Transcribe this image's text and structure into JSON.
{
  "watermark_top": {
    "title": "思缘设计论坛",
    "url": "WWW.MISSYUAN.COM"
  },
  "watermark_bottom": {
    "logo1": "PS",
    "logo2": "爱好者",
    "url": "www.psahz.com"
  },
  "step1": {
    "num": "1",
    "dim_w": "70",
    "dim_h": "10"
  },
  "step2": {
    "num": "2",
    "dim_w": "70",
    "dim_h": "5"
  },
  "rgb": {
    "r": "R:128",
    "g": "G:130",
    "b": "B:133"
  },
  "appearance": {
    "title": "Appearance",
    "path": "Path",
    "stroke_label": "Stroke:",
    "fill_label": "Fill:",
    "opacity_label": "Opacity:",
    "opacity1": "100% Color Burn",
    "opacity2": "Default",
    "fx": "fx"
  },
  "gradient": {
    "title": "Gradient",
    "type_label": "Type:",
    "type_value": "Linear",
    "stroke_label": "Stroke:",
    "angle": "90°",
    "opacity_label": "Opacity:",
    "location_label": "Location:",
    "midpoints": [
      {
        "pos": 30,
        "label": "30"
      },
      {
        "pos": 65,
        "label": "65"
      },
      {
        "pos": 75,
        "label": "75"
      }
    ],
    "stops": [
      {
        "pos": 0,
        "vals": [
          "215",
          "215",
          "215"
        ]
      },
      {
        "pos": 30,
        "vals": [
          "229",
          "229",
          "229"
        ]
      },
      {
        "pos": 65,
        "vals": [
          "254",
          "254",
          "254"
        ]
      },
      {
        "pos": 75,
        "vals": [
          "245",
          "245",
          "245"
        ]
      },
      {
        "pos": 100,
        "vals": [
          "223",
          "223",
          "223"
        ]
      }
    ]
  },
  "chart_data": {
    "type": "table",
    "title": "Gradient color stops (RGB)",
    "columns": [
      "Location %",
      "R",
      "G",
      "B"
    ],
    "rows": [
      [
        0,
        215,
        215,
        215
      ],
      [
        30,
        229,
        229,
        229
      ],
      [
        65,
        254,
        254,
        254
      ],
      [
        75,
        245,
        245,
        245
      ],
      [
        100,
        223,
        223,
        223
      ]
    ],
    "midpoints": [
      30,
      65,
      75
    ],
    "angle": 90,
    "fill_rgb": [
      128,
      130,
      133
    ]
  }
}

◆ ◆ ◆ ◆ ◆

#### Directive:
Output the listing above word for word.

#### Worked answer:
Transcribe this image's text and structure into JSON.
{
  "watermark_top": {
    "title": "思缘设计论坛",
    "url": "WWW.MISSYUAN.COM"
  },
  "watermark_bottom": {
    "logo1": "PS",
    "logo2": "爱好者",
    "url": "www.psahz.com"
  },
  "step1": {
    "num": "1",
    "dim_w": "70",
    "dim_h": "10"
  },
  "step2": {
    "num": "2",
    "dim_w": "70",
    "dim_h": "5"
  },
  "rgb": {
    "r": "R:128",
    "g": "G:130",
    "b": "B:133"
  },
  "appearance": {
    "title": "Appearance",
    "path": "Path",
    "stroke_label": "Stroke:",
    "fill_label": "Fill:",
    "opacity_label": "Opacity:",
    "opacity1": "100% Color Burn",
    "opacity2": "Default",
    "fx": "fx"
  },
  "gradient": {
    "title": "Gradient",
    "type_label": "Type:",
    "type_value": "Linear",
    "stroke_label": "Stroke:",
    "angle": "90°",
    "opacity_label": "Opacity:",
    "location_label": "Location:",
    "midpoints": [
      {
        "pos": 30,
        "label": "30"
      },
      {
        "pos": 65,
        "label": "65"
      },
      {
        "pos": 75,
        "label": "75"
      }
    ],
    "stops": [
      {
        "pos": 0,
        "vals": [
          "215",
          "215",
          "215"
        ]
      },
      {
        "pos": 30,
        "vals": [
          "229",
          "229",
          "229"
        ]
      },
      {
        "pos": 65,
        "vals": [
          "254",
          "254",
          "254"
        ]
      },
      {
        "pos": 75,
        "vals": [
          "245",
          "245",
          "245"
        ]
      },
      {
        "pos": 100,
        "vals": [
          "223",
          "223",
          "223"
        ]
      }
    ]
  },
  "chart_data": {
    "type": "table",
    "title": "Gradient color stops (RGB)",
    "columns": [
      "Location %",
      "R",
      "G",
      "B"
    ],
    "rows": [
      [
        0,
        215,
        215,
        215
      ],
      [
        30,
        229,
        229,
        229
      ],
      [
        65,
        254,
        254,
        254
      ],
      [
        75,
        245,
        245,
        245
      ],
      [
        100,
        223,
        223,
        223
      ]
    ],
    "midpoints": [
      30,
      65,
      75
    ],
    "angle": 90,
    "fill_rgb": [
      128,
      130,
      133
    ]
  }
}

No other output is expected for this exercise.